**The exercise**
Reproduce the complete listing without any deviation.

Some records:
-.-.-

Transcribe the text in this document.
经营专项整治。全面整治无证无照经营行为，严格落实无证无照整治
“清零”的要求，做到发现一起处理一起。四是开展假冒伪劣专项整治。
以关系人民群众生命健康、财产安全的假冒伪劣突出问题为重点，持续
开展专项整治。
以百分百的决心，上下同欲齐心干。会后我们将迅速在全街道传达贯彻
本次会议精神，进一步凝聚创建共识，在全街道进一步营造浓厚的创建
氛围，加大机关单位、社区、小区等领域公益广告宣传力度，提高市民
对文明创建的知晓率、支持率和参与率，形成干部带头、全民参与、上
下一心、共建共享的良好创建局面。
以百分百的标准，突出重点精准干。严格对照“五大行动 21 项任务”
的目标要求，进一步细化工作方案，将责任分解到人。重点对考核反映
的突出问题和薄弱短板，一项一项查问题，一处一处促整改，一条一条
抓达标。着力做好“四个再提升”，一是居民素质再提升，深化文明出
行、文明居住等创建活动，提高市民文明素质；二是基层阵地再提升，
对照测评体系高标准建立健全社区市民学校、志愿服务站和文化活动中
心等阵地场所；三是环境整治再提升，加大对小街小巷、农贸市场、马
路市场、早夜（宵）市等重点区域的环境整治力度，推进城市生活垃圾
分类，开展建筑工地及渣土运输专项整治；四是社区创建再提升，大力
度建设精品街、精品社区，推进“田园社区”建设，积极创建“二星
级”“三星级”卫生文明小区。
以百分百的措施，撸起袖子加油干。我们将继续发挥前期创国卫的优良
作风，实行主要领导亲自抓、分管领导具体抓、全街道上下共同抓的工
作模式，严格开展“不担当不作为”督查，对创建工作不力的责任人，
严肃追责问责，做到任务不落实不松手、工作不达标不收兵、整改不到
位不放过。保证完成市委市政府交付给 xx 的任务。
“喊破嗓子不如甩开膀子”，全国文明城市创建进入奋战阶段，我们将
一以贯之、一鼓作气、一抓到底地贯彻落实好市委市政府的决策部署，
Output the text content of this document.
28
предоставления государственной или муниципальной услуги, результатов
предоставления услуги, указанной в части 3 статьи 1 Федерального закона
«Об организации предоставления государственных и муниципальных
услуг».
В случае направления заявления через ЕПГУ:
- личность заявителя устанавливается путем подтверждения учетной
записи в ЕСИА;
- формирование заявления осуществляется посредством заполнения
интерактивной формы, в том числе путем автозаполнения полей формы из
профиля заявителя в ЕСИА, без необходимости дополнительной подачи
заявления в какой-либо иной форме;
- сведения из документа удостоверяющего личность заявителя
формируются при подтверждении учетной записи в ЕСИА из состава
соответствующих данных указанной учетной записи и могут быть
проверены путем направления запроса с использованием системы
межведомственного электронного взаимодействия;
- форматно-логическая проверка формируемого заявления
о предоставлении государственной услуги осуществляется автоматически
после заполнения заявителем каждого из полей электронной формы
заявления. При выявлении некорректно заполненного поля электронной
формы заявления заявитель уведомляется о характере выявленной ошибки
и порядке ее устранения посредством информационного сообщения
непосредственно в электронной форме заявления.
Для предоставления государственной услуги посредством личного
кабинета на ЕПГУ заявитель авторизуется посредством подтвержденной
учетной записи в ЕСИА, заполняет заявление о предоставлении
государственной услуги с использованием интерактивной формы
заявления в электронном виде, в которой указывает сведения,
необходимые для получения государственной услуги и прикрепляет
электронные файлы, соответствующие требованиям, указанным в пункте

-.-.-

**Solution below**
Transcribe the text in this document.
经营专项整治。全面整治无证无照经营行为，严格落实无证无照整治
“清零”的要求，做到发现一起处理一起。四是开展假冒伪劣专项整治。
以关系人民群众生命健康、财产安全的假冒伪劣突出问题为重点，持续
开展专项整治。
以百分百的决心，上下同欲齐心干。会后我们将迅速在全街道传达贯彻
本次会议精神，进一步凝聚创建共识，在全街道进一步营造浓厚的创建
氛围，加大机关单位、社区、小区等领域公益广告宣传力度，提高市民
对文明创建的知晓率、支持率和参与率，形成干部带头、全民参与、上
下一心、共建共享的良好创建局面。
以百分百的标准，突出重点精准干。严格对照“五大行动 21 项任务”
的目标要求，进一步细化工作方案，将责任分解到人。重点对考核反映
的突出问题和薄弱短板，一项一项查问题，一处一处促整改，一条一条
抓达标。着力做好“四个再提升”，一是居民素质再提升，深化文明出
行、文明居住等创建活动，提高市民文明素质；二是基层阵地再提升，
对照测评体系高标准建立健全社区市民学校、志愿服务站和文化活动中
心等阵地场所；三是环境整治再提升，加大对小街小巷、农贸市场、马
路市场、早夜（宵）市等重点区域的环境整治力度，推进城市生活垃圾
分类，开展建筑工地及渣土运输专项整治；四是社区创建再提升，大力
度建设精品街、精品社区，推进“田园社区”建设，积极创建“二星
级”“三星级”卫生文明小区。
以百分百的措施，撸起袖子加油干。我们将继续发挥前期创国卫的优良
作风，实行主要领导亲自抓、分管领导具体抓、全街道上下共同抓的工
作模式，严格开展“不担当不作为”督查，对创建工作不力的责任人，
严肃追责问责，做到任务不落实不松手、工作不达标不收兵、整改不到
位不放过。保证完成市委市政府交付给 xx 的任务。
“喊破嗓子不如甩开膀子”，全国文明城市创建进入奋战阶段，我们将
一以贯之、一鼓作气、一抓到底地贯彻落实好市委市政府的决策部署，
Output the text content of this document.
28
предоставления государственной или муниципальной услуги, результатов
предоставления услуги, указанной в части 3 статьи 1 Федерального закона
«Об организации предоставления государственных и муниципальных
услуг».
В случае направления заявления через ЕПГУ:
- личность заявителя устанавливается путем подтверждения учетной
записи в ЕСИА;
- формирование заявления осуществляется посредством заполнения
интерактивной формы, в том числе путем автозаполнения полей формы из
профиля заявителя в ЕСИА, без необходимости дополнительной подачи
заявления в какой-либо иной форме;
- сведения из документа удостоверяющего личность заявителя
формируются при подтверждении учетной записи в ЕСИА из состава
соответствующих данных указанной учетной записи и могут быть
проверены путем направления запроса с использованием системы
межведомственного электронного взаимодействия;
- форматно-логическая проверка формируемого заявления
о предоставлении государственной услуги осуществляется автоматически
после заполнения заявителем каждого из полей электронной формы
заявления. При выявлении некорректно заполненного поля электронной
формы заявления заявитель уведомляется о характере выявленной ошибки
и порядке ее устранения посредством информационного сообщения
непосредственно в электронной форме заявления.
Для предоставления государственной услуги посредством личного
кабинета на ЕПГУ заявитель авторизуется посредством подтвержденной
учетной записи в ЕСИА, заполняет заявление о предоставлении
государственной услуги с использованием интерактивной формы
заявления в электронном виде, в которой указывает сведения,
необходимые для получения государственной услуги и прикрепляет
электронные файлы, соответствующие требованиям, указанным в пункте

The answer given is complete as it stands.